#### Available records
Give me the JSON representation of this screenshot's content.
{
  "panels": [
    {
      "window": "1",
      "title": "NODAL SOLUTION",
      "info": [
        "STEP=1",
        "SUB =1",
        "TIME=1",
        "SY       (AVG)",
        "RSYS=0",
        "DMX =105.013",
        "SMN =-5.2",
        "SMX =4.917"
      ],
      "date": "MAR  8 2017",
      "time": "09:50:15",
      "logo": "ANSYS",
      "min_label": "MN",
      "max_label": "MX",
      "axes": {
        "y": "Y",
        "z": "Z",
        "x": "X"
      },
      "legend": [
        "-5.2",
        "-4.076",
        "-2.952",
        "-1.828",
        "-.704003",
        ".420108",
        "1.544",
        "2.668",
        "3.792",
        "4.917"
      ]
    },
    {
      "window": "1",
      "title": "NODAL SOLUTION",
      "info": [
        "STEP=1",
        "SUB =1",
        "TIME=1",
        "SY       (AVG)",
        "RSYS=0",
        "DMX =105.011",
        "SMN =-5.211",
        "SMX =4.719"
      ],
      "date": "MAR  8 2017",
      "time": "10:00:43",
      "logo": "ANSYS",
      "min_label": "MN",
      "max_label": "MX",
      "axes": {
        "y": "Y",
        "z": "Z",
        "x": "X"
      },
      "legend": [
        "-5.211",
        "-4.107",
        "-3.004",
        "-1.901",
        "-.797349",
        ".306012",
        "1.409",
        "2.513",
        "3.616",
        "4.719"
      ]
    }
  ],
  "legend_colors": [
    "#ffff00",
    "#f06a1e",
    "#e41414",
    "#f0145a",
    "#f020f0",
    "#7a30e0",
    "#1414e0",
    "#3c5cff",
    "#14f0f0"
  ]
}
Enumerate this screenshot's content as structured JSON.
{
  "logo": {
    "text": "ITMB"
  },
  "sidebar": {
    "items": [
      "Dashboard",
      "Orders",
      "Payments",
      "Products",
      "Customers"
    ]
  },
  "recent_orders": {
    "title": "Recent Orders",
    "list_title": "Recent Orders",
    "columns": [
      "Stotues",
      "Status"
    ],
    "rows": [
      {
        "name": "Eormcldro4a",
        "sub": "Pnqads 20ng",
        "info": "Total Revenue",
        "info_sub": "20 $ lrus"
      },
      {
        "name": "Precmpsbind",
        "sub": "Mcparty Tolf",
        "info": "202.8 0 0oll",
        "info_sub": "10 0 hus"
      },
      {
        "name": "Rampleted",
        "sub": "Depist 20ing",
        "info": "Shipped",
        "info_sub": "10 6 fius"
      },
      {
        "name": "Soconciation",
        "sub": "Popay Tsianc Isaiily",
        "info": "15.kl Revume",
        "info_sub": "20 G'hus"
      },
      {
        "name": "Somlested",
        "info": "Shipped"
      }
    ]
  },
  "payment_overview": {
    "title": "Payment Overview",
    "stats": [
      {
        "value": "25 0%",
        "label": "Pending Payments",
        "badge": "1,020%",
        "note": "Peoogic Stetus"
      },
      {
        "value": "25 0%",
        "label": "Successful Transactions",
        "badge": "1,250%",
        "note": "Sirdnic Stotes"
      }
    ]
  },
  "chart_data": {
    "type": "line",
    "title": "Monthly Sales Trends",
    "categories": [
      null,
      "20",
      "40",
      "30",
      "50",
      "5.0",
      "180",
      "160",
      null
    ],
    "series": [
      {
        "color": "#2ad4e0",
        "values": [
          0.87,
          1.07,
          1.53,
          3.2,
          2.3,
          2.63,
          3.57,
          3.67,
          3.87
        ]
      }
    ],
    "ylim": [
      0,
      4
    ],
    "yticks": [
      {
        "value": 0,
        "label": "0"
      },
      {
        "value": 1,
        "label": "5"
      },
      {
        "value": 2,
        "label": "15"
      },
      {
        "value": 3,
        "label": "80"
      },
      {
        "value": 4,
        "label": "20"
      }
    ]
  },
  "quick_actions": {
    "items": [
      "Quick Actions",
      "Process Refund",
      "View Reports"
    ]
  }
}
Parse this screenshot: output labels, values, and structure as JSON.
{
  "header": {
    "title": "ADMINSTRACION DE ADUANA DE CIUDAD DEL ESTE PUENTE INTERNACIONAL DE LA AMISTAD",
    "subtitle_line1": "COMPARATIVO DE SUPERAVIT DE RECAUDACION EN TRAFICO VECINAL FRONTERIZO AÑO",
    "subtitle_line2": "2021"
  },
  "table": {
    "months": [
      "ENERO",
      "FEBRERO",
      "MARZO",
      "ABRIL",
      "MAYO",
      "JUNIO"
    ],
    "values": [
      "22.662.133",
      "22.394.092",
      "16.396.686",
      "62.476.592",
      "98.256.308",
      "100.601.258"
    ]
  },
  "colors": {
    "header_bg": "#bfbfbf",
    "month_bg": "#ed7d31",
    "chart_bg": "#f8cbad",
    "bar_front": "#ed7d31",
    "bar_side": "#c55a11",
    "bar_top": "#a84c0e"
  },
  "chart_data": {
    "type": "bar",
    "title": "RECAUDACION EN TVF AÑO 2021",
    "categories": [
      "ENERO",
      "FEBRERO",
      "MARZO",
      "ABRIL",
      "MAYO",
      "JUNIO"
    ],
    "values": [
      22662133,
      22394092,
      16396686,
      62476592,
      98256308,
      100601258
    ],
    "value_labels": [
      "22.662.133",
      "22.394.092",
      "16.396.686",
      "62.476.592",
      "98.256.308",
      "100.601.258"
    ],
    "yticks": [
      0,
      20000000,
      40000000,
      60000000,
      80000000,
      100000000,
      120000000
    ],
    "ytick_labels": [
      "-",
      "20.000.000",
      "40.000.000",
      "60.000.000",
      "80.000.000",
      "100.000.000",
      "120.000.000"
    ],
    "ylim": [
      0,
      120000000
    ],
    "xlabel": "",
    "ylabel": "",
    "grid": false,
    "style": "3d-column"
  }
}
########
> _What is required_: Each line above that holds the string "values" should be copied and shown.

> _Correct answer_:
        "values": [
Parse this screenshot: output labels, values, and structure as JSON.
    "values": [
    "values": [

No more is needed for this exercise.